= Exercise objective =
Omitting all images, transcribe the listing word for word.

§

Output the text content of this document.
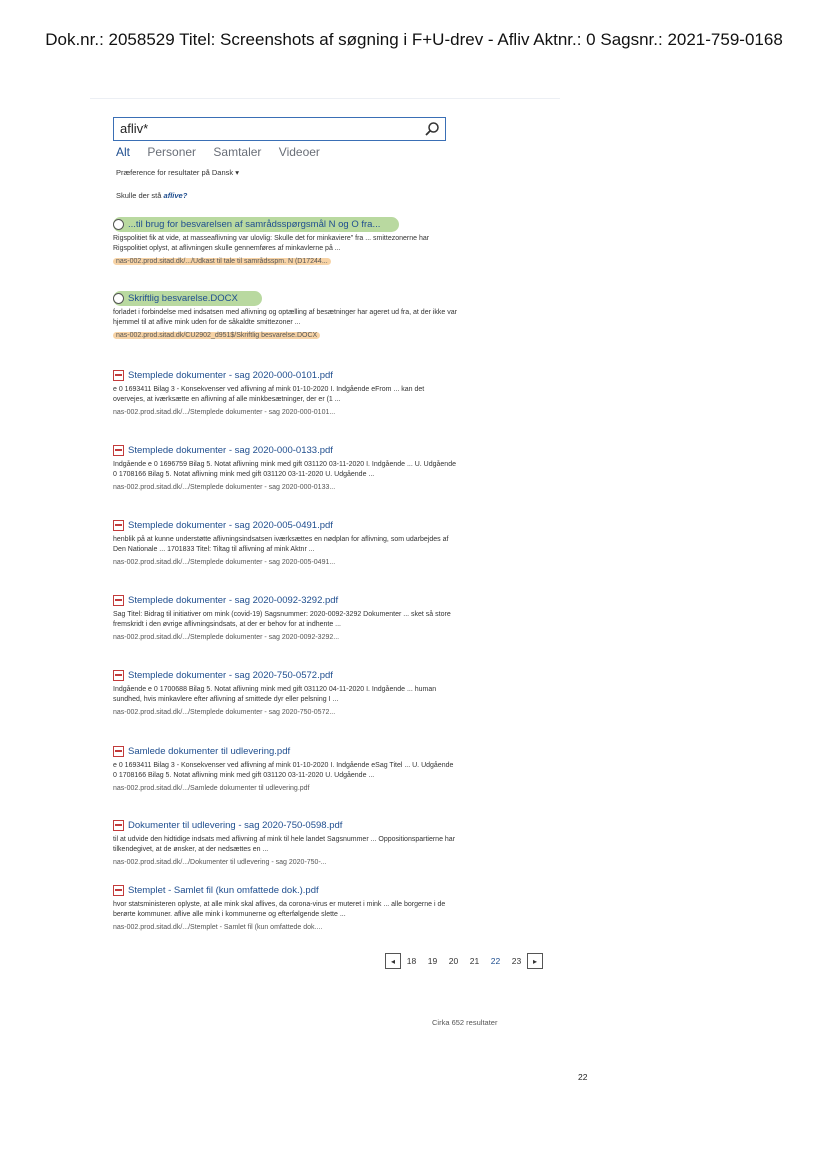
Dok.nr.: 2058529 Titel: Screenshots af søgning i F+U-drev - Afliv Aktnr.: 0 Sagsnr.: 2021-759-0168
afliv*
Alt Personer Samtaler Videoer
Præference for resultater på Dansk ▾
Skulle der stå aflive?
...til brug for besvarelsen af samrådsspørgsmål N og O fra...
Rigspolitiet fik at vide, at masseaflivning var ulovlig: Skulle det for minkaviere" fra ... smittezonerne har Rigspolitiet oplyst, at aflivningen skulle gennemføres af minkavlerne på ...
nas-002.prod.sitad.dk/.../Udkast til tale til samrådsspm. N (D17244...
Skriftlig besvarelse.DOCX
forladet i forbindelse med indsatsen med aflivning og optælling af besætninger har ageret ud fra, at der ikke var hjemmel til at aflive mink uden for de såkaldte smittezoner ...
nas-002.prod.sitad.dk/CU2902_d951$/Skriftlig besvarelse.DOCX
Stemplede dokumenter - sag 2020-000-0101.pdf
e 0 1693411 Bilag 3 - Konsekvenser ved aflivning af mink 01-10-2020 I. Indgående eFrom ... kan det overvejes, at iværksætte en aflivning af alle minkbesætninger, der er (1 ...
nas-002.prod.sitad.dk/.../Stemplede dokumenter - sag 2020-000-0101...
Stemplede dokumenter - sag 2020-000-0133.pdf
Indgående e 0 1696759 Bilag 5. Notat aflivning mink med gift 031120 03-11-2020 I. Indgående ... U. Udgående 0 1708166 Bilag 5. Notat aflivning mink med gift 031120 03-11-2020 U. Udgående ...
nas-002.prod.sitad.dk/.../Stemplede dokumenter - sag 2020-000-0133...
Stemplede dokumenter - sag 2020-005-0491.pdf
henblik på at kunne understøtte aflivningsindsatsen iværksættes en nødplan for aflivning, som udarbejdes af Den Nationale ... 1701833 Titel: Tiltag til aflivning af mink Aktnr ...
nas-002.prod.sitad.dk/.../Stemplede dokumenter - sag 2020-005-0491...
Stemplede dokumenter - sag 2020-0092-3292.pdf
Sag Titel: Bidrag til initiativer om mink (covid-19) Sagsnummer: 2020-0092-3292 Dokumenter ... sket så store fremskridt i den øvrige aflivningsindsats, at der er behov for at indhente ...
nas-002.prod.sitad.dk/.../Stemplede dokumenter - sag 2020-0092-3292...
Stemplede dokumenter - sag 2020-750-0572.pdf
Indgående e 0 1700688 Bilag 5. Notat aflivning mink med gift 031120 04-11-2020 I. Indgående ... human sundhed, hvis minkavlere efter aflivning af smittede dyr eller pelsning I ...
nas-002.prod.sitad.dk/.../Stemplede dokumenter - sag 2020-750-0572...
Samlede dokumenter til udlevering.pdf
e 0 1693411 Bilag 3 - Konsekvenser ved aflivning af mink 01-10-2020 I. Indgående eSag Titel ... U. Udgående 0 1708166 Bilag 5. Notat aflivning mink med gift 031120 03-11-2020 U. Udgående ...
nas-002.prod.sitad.dk/.../Samlede dokumenter til udlevering.pdf
Dokumenter til udlevering - sag 2020-750-0598.pdf
til at udvide den hidtidige indsats med aflivning af mink til hele landet Sagsnummer ... Oppositionspartierne har tilkendegivet, at de ønsker, at der nedsættes en ...
nas-002.prod.sitad.dk/.../Dokumenter til udlevering - sag 2020-750-...
Stemplet - Samlet fil (kun omfattede dok.).pdf
hvor statsministeren oplyste, at alle mink skal aflives, da corona-virus er muteret i mink ... alle borgerne i de berørte kommuner. aflive alle mink i kommunerne og efterfølgende slette ...
nas-002.prod.sitad.dk/.../Stemplet - Samlet fil (kun omfattede dok....
◂	18	19	20	21	22	23	▸
Cirka 652 resultater
22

§

= Response to this exercise =
Output the text content of this document.
Dok.nr.: 2058529 Titel: Screenshots af søgning i F+U-drev - Afliv Aktnr.: 0 Sagsnr.: 2021-759-0168
afliv*
Alt Personer Samtaler Videoer
Præference for resultater på Dansk ▾
Skulle der stå aflive?
...til brug for besvarelsen af samrådsspørgsmål N og O fra...
Rigspolitiet fik at vide, at masseaflivning var ulovlig: Skulle det for minkaviere" fra ... smittezonerne har Rigspolitiet oplyst, at aflivningen skulle gennemføres af minkavlerne på ...
nas-002.prod.sitad.dk/.../Udkast til tale til samrådsspm. N (D17244...
Skriftlig besvarelse.DOCX
forladet i forbindelse med indsatsen med aflivning og optælling af besætninger har ageret ud fra, at der ikke var hjemmel til at aflive mink uden for de såkaldte smittezoner ...
nas-002.prod.sitad.dk/CU2902_d951$/Skriftlig besvarelse.DOCX
Stemplede dokumenter - sag 2020-000-0101.pdf
e 0 1693411 Bilag 3 - Konsekvenser ved aflivning af mink 01-10-2020 I. Indgående eFrom ... kan det overvejes, at iværksætte en aflivning af alle minkbesætninger, der er (1 ...
nas-002.prod.sitad.dk/.../Stemplede dokumenter - sag 2020-000-0101...
Stemplede dokumenter - sag 2020-000-0133.pdf
Indgående e 0 1696759 Bilag 5. Notat aflivning mink med gift 031120 03-11-2020 I. Indgående ... U. Udgående 0 1708166 Bilag 5. Notat aflivning mink med gift 031120 03-11-2020 U. Udgående ...
nas-002.prod.sitad.dk/.../Stemplede dokumenter - sag 2020-000-0133...
Stemplede dokumenter - sag 2020-005-0491.pdf
henblik på at kunne understøtte aflivningsindsatsen iværksættes en nødplan for aflivning, som udarbejdes af Den Nationale ... 1701833 Titel: Tiltag til aflivning af mink Aktnr ...
nas-002.prod.sitad.dk/.../Stemplede dokumenter - sag 2020-005-0491...
Stemplede dokumenter - sag 2020-0092-3292.pdf
Sag Titel: Bidrag til initiativer om mink (covid-19) Sagsnummer: 2020-0092-3292 Dokumenter ... sket så store fremskridt i den øvrige aflivningsindsats, at der er behov for at indhente ...
nas-002.prod.sitad.dk/.../Stemplede dokumenter - sag 2020-0092-3292...
Stemplede dokumenter - sag 2020-750-0572.pdf
Indgående e 0 1700688 Bilag 5. Notat aflivning mink med gift 031120 04-11-2020 I. Indgående ... human sundhed, hvis minkavlere efter aflivning af smittede dyr eller pelsning I ...
nas-002.prod.sitad.dk/.../Stemplede dokumenter - sag 2020-750-0572...
Samlede dokumenter til udlevering.pdf
e 0 1693411 Bilag 3 - Konsekvenser ved aflivning af mink 01-10-2020 I. Indgående eSag Titel ... U. Udgående 0 1708166 Bilag 5. Notat aflivning mink med gift 031120 03-11-2020 U. Udgående ...
nas-002.prod.sitad.dk/.../Samlede dokumenter til udlevering.pdf
Dokumenter til udlevering - sag 2020-750-0598.pdf
til at udvide den hidtidige indsats med aflivning af mink til hele landet Sagsnummer ... Oppositionspartierne har tilkendegivet, at de ønsker, at der nedsættes en ...
nas-002.prod.sitad.dk/.../Dokumenter til udlevering - sag 2020-750-...
Stemplet - Samlet fil (kun omfattede dok.).pdf
hvor statsministeren oplyste, at alle mink skal aflives, da corona-virus er muteret i mink ... alle borgerne i de berørte kommuner. aflive alle mink i kommunerne og efterfølgende slette ...
nas-002.prod.sitad.dk/.../Stemplet - Samlet fil (kun omfattede dok....
◂	18	19	20	21	22	23	▸
Cirka 652 resultater
22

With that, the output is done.